**Direction**
Reproduce the lines of the material exactly, excluding every image.
-- Start Data entries --
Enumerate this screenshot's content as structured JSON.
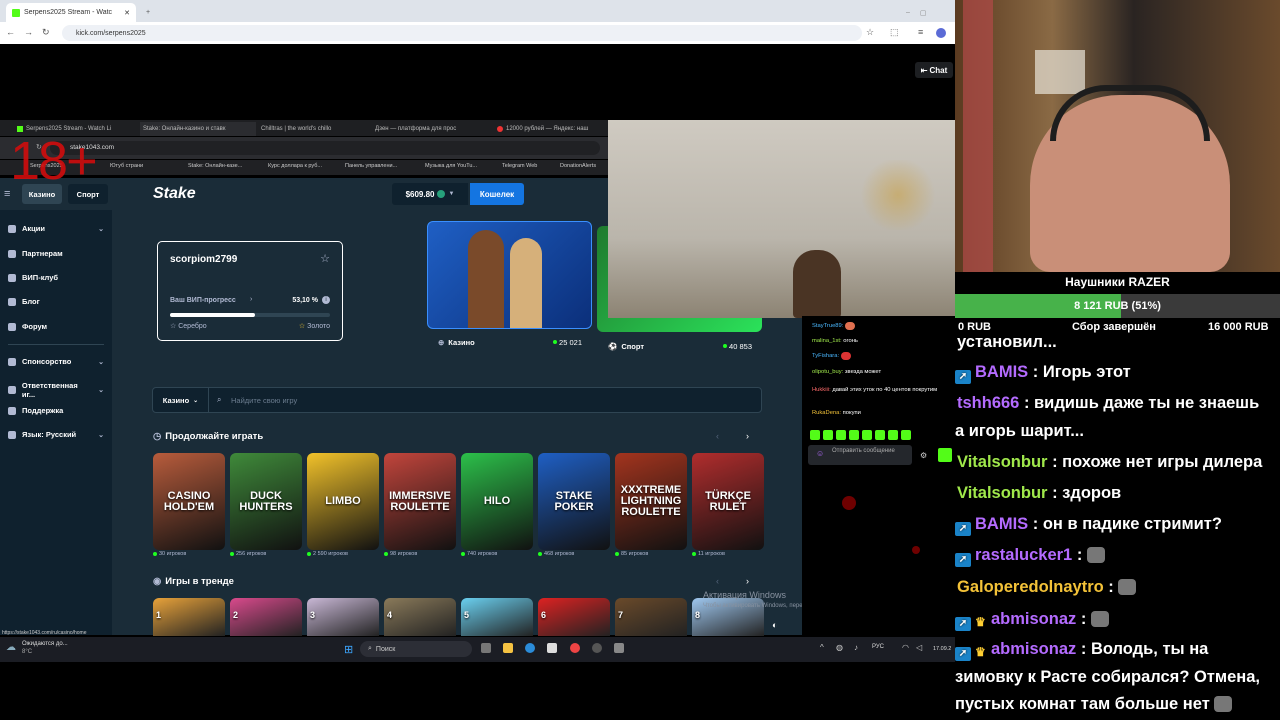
{
  "outer_browser": {
    "tab_title": "Serpens2025 Stream - Watc",
    "url": "kick.com/serpens2025",
    "chat_button": "Chat"
  },
  "inner_browser": {
    "tabs": [
      "Serpens2025 Stream - Watch Li",
      "Stake: Онлайн-казино и ставк",
      "Chilltras | the world's chillo",
      "Дзен — платформа для прос",
      "12000 рублей — Яндекс: наш"
    ],
    "url": "stake1043.com",
    "bookmarks": [
      "Serpens2025",
      "Ютуб страни",
      "Stake: Онлайн-казе...",
      "Курс доллара к руб...",
      "Панель управлени...",
      "Музыка для YouTu...",
      "Telegram Web",
      "DonationAlerts"
    ],
    "age_label": "18+",
    "status_url": "https://stake1043.com/ru/casino/home"
  },
  "stake": {
    "header": {
      "tab_casino": "Казино",
      "tab_sport": "Спорт",
      "logo": "Stake",
      "balance": "$609.80",
      "wallet_button": "Кошелек"
    },
    "sidebar": [
      {
        "label": "Акции",
        "has_chevron": true
      },
      {
        "label": "Партнерам",
        "has_chevron": false
      },
      {
        "label": "ВИП-клуб",
        "has_chevron": false
      },
      {
        "label": "Блог",
        "has_chevron": false
      },
      {
        "label": "Форум",
        "has_chevron": false
      },
      {
        "label": "Спонсорство",
        "has_chevron": true
      },
      {
        "label": "Ответственная иг...",
        "has_chevron": true
      },
      {
        "label": "Поддержка",
        "has_chevron": false
      },
      {
        "label": "Язык: Русский",
        "has_chevron": true
      }
    ],
    "vip": {
      "username": "scorpiom2799",
      "progress_label": "Ваш ВИП-прогресс",
      "progress_value": "53,10 %",
      "progress_fraction": 0.531,
      "tier_current": "Серебро",
      "tier_next": "Золото"
    },
    "banners": [
      {
        "label": "Казино",
        "count": "25 021"
      },
      {
        "label": "Спорт",
        "count": "40 853"
      }
    ],
    "search": {
      "category": "Казино",
      "placeholder": "Найдите свою игру"
    },
    "continue_section": "Продолжайте играть",
    "games": [
      {
        "title": "CASINO HOLD'EM",
        "players": "30 игроков",
        "color": "#b85c3c"
      },
      {
        "title": "DUCK HUNTERS",
        "players": "256 игроков",
        "color": "#3f8a3a"
      },
      {
        "title": "LIMBO",
        "players": "2 590 игроков",
        "color": "#f2c22a"
      },
      {
        "title": "IMMERSIVE ROULETTE",
        "players": "98 игроков",
        "color": "#c2453c"
      },
      {
        "title": "HILO",
        "players": "740 игроков",
        "color": "#2cc04a"
      },
      {
        "title": "STAKE POKER",
        "players": "468 игроков",
        "color": "#1f5fc4"
      },
      {
        "title": "XXXTREME LIGHTNING ROULETTE",
        "players": "85 игроков",
        "color": "#a3341e"
      },
      {
        "title": "TÜRKÇE RULET",
        "players": "11 игроков",
        "color": "#b12d2d"
      }
    ],
    "trending_section": "Игры в тренде",
    "trending": [
      "1",
      "2",
      "3",
      "4",
      "5",
      "6",
      "7",
      "8"
    ],
    "watermark_title": "Активация Windows",
    "watermark_text": "Чтобы активировать Windows, перейдите в раздел \"Параметры\"."
  },
  "mini_chat": {
    "messages": [
      {
        "user": "StayTrue89:",
        "text": ""
      },
      {
        "user": "malina_1st:",
        "text": "огонь"
      },
      {
        "user": "TyFishara:",
        "text": ""
      },
      {
        "user": "olipotu_buy:",
        "text": "звезда может"
      },
      {
        "user": "Hukkiii:",
        "text": "давай этих уток по 40 центов покрутим"
      },
      {
        "user": "RukaDena:",
        "text": "покупи"
      }
    ],
    "send_placeholder": "Отправить сообщение"
  },
  "taskbar": {
    "weather_text": "Ожидаются до...",
    "weather_temp": "8°C",
    "search_placeholder": "Поиск",
    "language": "РУС",
    "date": "17.09.2"
  },
  "stream_goal": {
    "title": "Наушники RAZER",
    "current": "8 121 RUB (51%)",
    "fraction": 0.51,
    "min_label": "0 RUB",
    "status": "Сбор завершён",
    "max_label": "16 000 RUB"
  },
  "stream_chat": {
    "partial_top": "установил...",
    "lines": [
      {
        "user": "BAMIS",
        "text": ": Игорь этот",
        "badge": "kick",
        "color": "blue"
      },
      {
        "user": "tshh666",
        "text": ": видишь даже ты не знаешь",
        "badge": "",
        "color": "blue"
      },
      {
        "user": "",
        "text": "а игорь шарит...",
        "badge": "",
        "color": ""
      },
      {
        "user": "Vitalsonbur",
        "text": ": похоже нет игры дилера",
        "badge": "",
        "color": "green"
      },
      {
        "user": "Vitalsonbur",
        "text": ": здоров",
        "badge": "",
        "color": "orange"
      },
      {
        "user": "BAMIS",
        "text": ": он в падике стримит?",
        "badge": "kick",
        "color": "blue"
      },
      {
        "user": "rastalucker1",
        "text": ":",
        "badge": "kick",
        "color": "blue"
      },
      {
        "user": "Galoperedolnaytro",
        "text": ":",
        "badge": "",
        "color": "orange"
      },
      {
        "user": "abmisonaz",
        "text": ":",
        "badge": "kick-crown",
        "color": "blue"
      },
      {
        "user": "abmisonaz",
        "text": ": Володь, ты на",
        "badge": "kick-crown",
        "color": "blue"
      },
      {
        "user": "",
        "text": "зимовку к Расте собирался? Отмена,",
        "badge": "",
        "color": ""
      },
      {
        "user": "",
        "text": "пустых комнат там больше нет",
        "badge": "",
        "color": ""
      }
    ]
  }
}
-- End Data entries --
**Output**
Enumerate this screenshot's content as structured JSON.
{
  "outer_browser": {
    "tab_title": "Serpens2025 Stream - Watc",
    "url": "kick.com/serpens2025",
    "chat_button": "Chat"
  },
  "inner_browser": {
    "tabs": [
      "Serpens2025 Stream - Watch Li",
      "Stake: Онлайн-казино и ставк",
      "Chilltras | the world's chillo",
      "Дзен — платформа для прос",
      "12000 рублей — Яндекс: наш"
    ],
    "url": "stake1043.com",
    "bookmarks": [
      "Serpens2025",
      "Ютуб страни",
      "Stake: Онлайн-казе...",
      "Курс доллара к руб...",
      "Панель управлени...",
      "Музыка для YouTu...",
      "Telegram Web",
      "DonationAlerts"
    ],
    "age_label": "18+",
    "status_url": "https://stake1043.com/ru/casino/home"
  },
  "stake": {
    "header": {
      "tab_casino": "Казино",
      "tab_sport": "Спорт",
      "logo": "Stake",
      "balance": "$609.80",
      "wallet_button": "Кошелек"
    },
    "sidebar": [
      {
        "label": "Акции",
        "has_chevron": true
      },
      {
        "label": "Партнерам",
        "has_chevron": false
      },
      {
        "label": "ВИП-клуб",
        "has_chevron": false
      },
      {
        "label": "Блог",
        "has_chevron": false
      },
      {
        "label": "Форум",
        "has_chevron": false
      },
      {
        "label": "Спонсорство",
        "has_chevron": true
      },
      {
        "label": "Ответственная иг...",
        "has_chevron": true
      },
      {
        "label": "Поддержка",
        "has_chevron": false
      },
      {
        "label": "Язык: Русский",
        "has_chevron": true
      }
    ],
    "vip": {
      "username": "scorpiom2799",
      "progress_label": "Ваш ВИП-прогресс",
      "progress_value": "53,10 %",
      "progress_fraction": 0.531,
      "tier_current": "Серебро",
      "tier_next": "Золото"
    },
    "banners": [
      {
        "label": "Казино",
        "count": "25 021"
      },
      {
        "label": "Спорт",
        "count": "40 853"
      }
    ],
    "search": {
      "category": "Казино",
      "placeholder": "Найдите свою игру"
    },
    "continue_section": "Продолжайте играть",
    "games": [
      {
        "title": "CASINO HOLD'EM",
        "players": "30 игроков",
        "color": "#b85c3c"
      },
      {
        "title": "DUCK HUNTERS",
        "players": "256 игроков",
        "color": "#3f8a3a"
      },
      {
        "title": "LIMBO",
        "players": "2 590 игроков",
        "color": "#f2c22a"
      },
      {
        "title": "IMMERSIVE ROULETTE",
        "players": "98 игроков",
        "color": "#c2453c"
      },
      {
        "title": "HILO",
        "players": "740 игроков",
        "color": "#2cc04a"
      },
      {
        "title": "STAKE POKER",
        "players": "468 игроков",
        "color": "#1f5fc4"
      },
      {
        "title": "XXXTREME LIGHTNING ROULETTE",
        "players": "85 игроков",
        "color": "#a3341e"
      },
      {
        "title": "TÜRKÇE RULET",
        "players": "11 игроков",
        "color": "#b12d2d"
      }
    ],
    "trending_section": "Игры в тренде",
    "trending": [
      "1",
      "2",
      "3",
      "4",
      "5",
      "6",
      "7",
      "8"
    ],
    "watermark_title": "Активация Windows",
    "watermark_text": "Чтобы активировать Windows, перейдите в раздел \"Параметры\"."
  },
  "mini_chat": {
    "messages": [
      {
        "user": "StayTrue89:",
        "text": ""
      },
      {
        "user": "malina_1st:",
        "text": "огонь"
      },
      {
        "user": "TyFishara:",
        "text": ""
      },
      {
        "user": "olipotu_buy:",
        "text": "звезда может"
      },
      {
        "user": "Hukkiii:",
        "text": "давай этих уток по 40 центов покрутим"
      },
      {
        "user": "RukaDena:",
        "text": "покупи"
      }
    ],
    "send_placeholder": "Отправить сообщение"
  },
  "taskbar": {
    "weather_text": "Ожидаются до...",
    "weather_temp": "8°C",
    "search_placeholder": "Поиск",
    "language": "РУС",
    "date": "17.09.2"
  },
  "stream_goal": {
    "title": "Наушники RAZER",
    "current": "8 121 RUB (51%)",
    "fraction": 0.51,
    "min_label": "0 RUB",
    "status": "Сбор завершён",
    "max_label": "16 000 RUB"
  },
  "stream_chat": {
    "partial_top": "установил...",
    "lines": [
      {
        "user": "BAMIS",
        "text": ": Игорь этот",
        "badge": "kick",
        "color": "blue"
      },
      {
        "user": "tshh666",
        "text": ": видишь даже ты не знаешь",
        "badge": "",
        "color": "blue"
      },
      {
        "user": "",
        "text": "а игорь шарит...",
        "badge": "",
        "color": ""
      },
      {
        "user": "Vitalsonbur",
        "text": ": похоже нет игры дилера",
        "badge": "",
        "color": "green"
      },
      {
        "user": "Vitalsonbur",
        "text": ": здоров",
        "badge": "",
        "color": "orange"
      },
      {
        "user": "BAMIS",
        "text": ": он в падике стримит?",
        "badge": "kick",
        "color": "blue"
      },
      {
        "user": "rastalucker1",
        "text": ":",
        "badge": "kick",
        "color": "blue"
      },
      {
        "user": "Galoperedolnaytro",
        "text": ":",
        "badge": "",
        "color": "orange"
      },
      {
        "user": "abmisonaz",
        "text": ":",
        "badge": "kick-crown",
        "color": "blue"
      },
      {
        "user": "abmisonaz",
        "text": ": Володь, ты на",
        "badge": "kick-crown",
        "color": "blue"
      },
      {
        "user": "",
        "text": "зимовку к Расте собирался? Отмена,",
        "badge": "",
        "color": ""
      },
      {
        "user": "",
        "text": "пустых комнат там больше нет",
        "badge": "",
        "color": ""
      }
    ]
  }
}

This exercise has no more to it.